** START OF Items **

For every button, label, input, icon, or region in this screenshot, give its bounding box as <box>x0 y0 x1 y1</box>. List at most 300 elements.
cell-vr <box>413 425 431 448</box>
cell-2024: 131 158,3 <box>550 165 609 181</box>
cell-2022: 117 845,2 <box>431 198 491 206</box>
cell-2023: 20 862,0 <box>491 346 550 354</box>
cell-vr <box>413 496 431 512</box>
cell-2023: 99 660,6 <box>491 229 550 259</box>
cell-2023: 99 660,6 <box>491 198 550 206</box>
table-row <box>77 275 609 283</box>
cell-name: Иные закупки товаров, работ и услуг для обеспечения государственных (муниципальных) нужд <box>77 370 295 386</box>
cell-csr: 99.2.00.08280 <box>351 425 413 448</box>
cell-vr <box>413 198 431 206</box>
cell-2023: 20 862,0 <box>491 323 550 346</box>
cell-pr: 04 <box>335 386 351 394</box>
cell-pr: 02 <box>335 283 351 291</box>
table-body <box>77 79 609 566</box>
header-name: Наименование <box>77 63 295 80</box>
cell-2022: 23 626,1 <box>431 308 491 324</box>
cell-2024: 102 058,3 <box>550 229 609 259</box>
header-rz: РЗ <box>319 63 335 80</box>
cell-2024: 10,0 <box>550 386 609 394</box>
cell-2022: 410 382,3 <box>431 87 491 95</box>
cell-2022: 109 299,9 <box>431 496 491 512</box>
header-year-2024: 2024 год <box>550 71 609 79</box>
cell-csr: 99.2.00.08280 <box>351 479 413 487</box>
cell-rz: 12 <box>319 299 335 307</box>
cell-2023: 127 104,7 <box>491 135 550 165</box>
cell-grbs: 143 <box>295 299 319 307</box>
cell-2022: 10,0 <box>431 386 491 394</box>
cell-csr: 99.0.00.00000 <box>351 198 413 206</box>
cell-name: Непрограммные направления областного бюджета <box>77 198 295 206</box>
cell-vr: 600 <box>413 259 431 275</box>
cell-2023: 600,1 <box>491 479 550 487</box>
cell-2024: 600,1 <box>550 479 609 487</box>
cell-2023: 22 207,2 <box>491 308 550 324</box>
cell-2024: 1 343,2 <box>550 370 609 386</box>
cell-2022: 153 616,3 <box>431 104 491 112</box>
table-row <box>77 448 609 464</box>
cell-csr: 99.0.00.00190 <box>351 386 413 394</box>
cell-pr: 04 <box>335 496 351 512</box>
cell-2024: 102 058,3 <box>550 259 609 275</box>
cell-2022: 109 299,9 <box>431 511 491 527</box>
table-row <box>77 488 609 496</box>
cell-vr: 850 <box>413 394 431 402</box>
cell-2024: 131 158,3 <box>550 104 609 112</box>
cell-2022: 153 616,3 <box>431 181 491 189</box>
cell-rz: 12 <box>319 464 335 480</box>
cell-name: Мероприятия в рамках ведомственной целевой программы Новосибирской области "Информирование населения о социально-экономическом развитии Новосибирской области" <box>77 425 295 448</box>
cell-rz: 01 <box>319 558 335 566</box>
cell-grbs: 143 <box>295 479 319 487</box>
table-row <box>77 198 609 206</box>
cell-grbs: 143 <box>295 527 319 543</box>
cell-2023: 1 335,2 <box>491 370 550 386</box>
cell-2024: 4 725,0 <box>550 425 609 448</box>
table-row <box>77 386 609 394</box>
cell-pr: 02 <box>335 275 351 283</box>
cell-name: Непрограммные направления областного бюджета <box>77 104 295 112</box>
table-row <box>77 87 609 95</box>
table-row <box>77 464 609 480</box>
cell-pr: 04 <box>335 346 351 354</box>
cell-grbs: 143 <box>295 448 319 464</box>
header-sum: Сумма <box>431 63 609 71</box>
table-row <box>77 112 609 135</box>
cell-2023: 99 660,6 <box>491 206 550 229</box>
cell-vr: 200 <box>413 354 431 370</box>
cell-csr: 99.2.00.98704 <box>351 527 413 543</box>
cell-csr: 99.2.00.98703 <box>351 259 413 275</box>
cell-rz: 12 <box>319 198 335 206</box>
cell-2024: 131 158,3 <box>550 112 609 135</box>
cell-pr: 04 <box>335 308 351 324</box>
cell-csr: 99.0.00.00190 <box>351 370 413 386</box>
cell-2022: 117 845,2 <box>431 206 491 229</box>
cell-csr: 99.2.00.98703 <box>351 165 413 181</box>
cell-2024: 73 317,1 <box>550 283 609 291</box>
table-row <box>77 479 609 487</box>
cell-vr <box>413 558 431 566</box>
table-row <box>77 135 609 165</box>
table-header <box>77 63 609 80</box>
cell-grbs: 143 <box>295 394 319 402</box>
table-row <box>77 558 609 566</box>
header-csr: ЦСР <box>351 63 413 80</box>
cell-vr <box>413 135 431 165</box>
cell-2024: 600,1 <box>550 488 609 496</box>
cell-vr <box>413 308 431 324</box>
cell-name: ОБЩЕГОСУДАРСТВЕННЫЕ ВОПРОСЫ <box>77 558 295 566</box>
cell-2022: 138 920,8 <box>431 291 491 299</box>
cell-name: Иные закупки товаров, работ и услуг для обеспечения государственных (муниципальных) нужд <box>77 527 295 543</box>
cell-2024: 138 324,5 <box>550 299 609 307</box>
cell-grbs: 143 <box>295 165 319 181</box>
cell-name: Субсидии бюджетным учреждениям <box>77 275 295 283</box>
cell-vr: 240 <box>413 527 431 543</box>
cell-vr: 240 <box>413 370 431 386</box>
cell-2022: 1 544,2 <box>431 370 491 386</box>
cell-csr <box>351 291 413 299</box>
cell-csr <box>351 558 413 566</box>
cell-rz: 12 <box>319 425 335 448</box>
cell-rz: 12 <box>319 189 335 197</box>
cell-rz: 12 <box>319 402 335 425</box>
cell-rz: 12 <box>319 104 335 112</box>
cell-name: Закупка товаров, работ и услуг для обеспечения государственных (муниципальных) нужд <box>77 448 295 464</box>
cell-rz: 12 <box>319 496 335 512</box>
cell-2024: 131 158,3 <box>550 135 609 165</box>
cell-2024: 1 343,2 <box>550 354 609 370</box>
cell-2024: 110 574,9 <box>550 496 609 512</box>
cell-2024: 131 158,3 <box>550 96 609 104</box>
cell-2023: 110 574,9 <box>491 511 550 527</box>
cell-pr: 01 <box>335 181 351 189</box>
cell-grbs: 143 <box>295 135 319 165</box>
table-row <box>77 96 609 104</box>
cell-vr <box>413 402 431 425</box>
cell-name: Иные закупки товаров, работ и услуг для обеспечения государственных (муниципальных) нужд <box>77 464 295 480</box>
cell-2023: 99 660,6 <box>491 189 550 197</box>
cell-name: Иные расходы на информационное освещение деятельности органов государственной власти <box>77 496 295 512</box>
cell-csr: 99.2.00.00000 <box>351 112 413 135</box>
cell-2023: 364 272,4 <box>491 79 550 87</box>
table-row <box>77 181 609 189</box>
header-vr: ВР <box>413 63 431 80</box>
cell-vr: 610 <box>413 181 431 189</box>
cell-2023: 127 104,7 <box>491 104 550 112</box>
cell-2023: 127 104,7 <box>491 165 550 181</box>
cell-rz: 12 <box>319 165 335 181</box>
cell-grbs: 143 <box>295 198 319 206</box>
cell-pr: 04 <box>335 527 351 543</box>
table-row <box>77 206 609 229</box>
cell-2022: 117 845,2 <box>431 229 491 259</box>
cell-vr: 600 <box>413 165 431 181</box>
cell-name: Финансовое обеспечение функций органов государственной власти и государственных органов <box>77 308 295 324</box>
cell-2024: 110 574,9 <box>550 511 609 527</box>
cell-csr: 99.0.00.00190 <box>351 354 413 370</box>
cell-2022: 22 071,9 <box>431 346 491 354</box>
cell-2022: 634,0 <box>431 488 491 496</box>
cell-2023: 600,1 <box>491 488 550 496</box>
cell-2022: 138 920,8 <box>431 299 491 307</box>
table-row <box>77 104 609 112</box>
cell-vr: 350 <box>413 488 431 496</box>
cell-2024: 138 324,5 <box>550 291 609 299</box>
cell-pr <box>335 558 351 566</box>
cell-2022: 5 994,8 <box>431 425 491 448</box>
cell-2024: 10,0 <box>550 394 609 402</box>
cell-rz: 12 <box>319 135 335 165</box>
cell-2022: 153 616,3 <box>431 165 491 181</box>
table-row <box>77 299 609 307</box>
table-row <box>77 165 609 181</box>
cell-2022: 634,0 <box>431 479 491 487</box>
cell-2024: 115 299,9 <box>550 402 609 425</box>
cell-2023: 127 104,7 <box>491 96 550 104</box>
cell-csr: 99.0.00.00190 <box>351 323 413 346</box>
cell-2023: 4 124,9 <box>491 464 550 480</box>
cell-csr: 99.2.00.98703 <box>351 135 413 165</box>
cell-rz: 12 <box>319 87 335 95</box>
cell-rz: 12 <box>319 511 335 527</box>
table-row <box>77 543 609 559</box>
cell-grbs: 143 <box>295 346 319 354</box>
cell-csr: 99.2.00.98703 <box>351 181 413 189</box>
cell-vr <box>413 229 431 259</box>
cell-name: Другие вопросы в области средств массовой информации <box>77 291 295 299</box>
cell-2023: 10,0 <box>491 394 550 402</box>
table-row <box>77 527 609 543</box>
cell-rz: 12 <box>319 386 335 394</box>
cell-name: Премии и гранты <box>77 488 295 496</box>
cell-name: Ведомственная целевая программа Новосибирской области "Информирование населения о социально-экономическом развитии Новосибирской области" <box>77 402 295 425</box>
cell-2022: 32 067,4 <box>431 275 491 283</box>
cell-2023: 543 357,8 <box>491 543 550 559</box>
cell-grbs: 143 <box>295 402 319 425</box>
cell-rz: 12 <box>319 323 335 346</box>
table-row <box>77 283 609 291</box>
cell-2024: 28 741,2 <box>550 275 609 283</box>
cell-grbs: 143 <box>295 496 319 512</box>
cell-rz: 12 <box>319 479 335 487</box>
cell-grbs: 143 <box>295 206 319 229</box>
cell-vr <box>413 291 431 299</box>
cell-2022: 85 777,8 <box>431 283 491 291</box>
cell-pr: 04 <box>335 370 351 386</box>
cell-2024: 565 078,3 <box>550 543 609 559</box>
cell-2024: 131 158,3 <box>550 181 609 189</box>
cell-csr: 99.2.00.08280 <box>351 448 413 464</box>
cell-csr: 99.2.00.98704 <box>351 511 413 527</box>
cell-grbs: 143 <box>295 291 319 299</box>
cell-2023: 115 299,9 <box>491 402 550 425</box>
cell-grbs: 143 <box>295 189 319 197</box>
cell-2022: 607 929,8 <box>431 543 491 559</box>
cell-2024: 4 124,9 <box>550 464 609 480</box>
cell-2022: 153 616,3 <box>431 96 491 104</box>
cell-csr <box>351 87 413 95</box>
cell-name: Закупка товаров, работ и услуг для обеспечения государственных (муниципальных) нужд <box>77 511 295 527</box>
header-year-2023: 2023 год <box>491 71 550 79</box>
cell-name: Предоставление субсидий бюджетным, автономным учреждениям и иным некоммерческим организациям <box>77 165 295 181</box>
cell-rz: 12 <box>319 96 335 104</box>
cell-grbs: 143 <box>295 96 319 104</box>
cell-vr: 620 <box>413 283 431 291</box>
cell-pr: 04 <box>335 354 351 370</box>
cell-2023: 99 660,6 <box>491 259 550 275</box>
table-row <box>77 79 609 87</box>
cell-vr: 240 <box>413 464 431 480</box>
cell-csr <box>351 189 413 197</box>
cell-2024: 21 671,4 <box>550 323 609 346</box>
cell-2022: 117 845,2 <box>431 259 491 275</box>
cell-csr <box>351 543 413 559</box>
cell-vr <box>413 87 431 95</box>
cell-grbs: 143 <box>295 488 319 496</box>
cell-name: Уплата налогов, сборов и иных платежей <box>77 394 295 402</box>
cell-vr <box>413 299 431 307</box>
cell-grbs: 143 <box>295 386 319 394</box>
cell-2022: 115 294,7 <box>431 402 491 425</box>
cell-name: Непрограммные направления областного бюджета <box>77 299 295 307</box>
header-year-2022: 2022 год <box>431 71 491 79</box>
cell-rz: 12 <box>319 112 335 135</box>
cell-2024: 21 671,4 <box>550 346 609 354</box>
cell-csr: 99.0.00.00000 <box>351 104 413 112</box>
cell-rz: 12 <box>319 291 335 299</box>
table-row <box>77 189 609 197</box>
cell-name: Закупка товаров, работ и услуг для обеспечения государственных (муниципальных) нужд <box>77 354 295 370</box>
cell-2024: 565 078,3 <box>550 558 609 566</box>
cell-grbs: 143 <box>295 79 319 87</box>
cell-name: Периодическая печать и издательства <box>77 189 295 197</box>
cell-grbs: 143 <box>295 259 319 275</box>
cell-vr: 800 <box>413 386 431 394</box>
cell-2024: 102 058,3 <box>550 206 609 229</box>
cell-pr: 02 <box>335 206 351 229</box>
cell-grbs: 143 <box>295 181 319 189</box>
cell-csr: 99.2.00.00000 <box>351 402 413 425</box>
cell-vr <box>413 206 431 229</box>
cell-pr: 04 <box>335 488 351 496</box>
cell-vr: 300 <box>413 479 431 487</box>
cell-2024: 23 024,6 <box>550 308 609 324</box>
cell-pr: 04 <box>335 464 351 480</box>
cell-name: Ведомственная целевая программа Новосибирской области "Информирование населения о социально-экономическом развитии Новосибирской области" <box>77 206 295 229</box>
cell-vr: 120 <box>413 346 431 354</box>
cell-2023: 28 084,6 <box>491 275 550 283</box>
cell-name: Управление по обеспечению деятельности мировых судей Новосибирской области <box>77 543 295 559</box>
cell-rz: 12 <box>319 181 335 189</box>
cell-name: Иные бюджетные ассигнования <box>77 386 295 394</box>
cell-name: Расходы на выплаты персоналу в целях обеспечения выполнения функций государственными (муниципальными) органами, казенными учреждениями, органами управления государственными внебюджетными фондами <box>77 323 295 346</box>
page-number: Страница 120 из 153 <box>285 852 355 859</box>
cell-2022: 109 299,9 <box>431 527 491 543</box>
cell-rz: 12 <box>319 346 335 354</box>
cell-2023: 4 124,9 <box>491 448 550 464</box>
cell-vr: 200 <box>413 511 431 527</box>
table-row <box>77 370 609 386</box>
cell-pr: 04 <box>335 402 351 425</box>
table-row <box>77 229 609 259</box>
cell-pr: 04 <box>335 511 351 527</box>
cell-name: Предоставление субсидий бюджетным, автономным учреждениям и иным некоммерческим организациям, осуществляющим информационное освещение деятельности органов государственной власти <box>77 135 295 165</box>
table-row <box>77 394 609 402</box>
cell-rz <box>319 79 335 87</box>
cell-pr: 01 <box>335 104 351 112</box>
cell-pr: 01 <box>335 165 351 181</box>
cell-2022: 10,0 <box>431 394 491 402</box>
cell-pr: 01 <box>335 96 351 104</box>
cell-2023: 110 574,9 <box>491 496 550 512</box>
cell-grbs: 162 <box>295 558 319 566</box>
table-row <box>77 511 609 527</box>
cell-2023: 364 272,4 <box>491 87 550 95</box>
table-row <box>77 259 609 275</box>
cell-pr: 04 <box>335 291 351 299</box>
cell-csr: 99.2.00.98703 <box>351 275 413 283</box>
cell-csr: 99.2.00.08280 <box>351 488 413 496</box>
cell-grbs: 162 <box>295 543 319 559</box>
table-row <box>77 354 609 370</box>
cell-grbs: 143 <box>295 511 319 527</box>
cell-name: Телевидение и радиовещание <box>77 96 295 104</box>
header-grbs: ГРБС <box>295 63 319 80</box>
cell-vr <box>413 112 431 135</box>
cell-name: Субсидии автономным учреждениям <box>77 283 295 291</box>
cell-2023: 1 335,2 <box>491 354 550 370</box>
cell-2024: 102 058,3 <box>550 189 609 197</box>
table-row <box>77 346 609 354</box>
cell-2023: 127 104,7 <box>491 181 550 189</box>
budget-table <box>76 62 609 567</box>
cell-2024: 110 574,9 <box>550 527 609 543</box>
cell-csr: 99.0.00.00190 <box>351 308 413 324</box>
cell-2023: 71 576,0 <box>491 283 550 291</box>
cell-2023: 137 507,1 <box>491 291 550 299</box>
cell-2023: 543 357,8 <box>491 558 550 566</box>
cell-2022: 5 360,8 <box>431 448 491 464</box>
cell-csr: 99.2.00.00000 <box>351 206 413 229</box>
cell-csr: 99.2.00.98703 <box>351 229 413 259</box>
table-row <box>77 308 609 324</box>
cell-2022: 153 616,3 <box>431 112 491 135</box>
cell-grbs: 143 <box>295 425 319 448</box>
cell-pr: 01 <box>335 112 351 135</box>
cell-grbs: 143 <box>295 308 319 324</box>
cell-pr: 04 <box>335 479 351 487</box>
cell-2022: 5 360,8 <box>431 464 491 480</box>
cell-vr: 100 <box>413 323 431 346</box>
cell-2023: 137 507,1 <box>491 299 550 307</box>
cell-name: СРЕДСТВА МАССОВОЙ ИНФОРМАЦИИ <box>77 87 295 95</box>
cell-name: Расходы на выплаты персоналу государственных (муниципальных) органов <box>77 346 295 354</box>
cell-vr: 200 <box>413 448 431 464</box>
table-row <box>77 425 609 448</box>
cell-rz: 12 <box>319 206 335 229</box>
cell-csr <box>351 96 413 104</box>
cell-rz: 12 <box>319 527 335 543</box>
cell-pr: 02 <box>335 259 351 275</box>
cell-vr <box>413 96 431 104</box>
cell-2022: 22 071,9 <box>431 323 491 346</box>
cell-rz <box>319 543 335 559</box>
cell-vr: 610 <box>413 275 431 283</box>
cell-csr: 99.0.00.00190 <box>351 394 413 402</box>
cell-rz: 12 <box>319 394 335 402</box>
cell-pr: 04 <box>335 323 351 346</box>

** END OF Items **

> **Your task**: Which lines of the entries above contain the word "Предоставление"? Show each of those lines in full.

> **Response**:
cell-name: Предоставление субсидий бюджетным, автономным учреждениям и иным некоммерческим организациям <box>77 165 295 181</box>
cell-name: Предоставление субсидий бюджетным, автономным учреждениям и иным некоммерческим организациям, осуществляющим информационное освещение деятельности органов государственной власти <box>77 135 295 165</box>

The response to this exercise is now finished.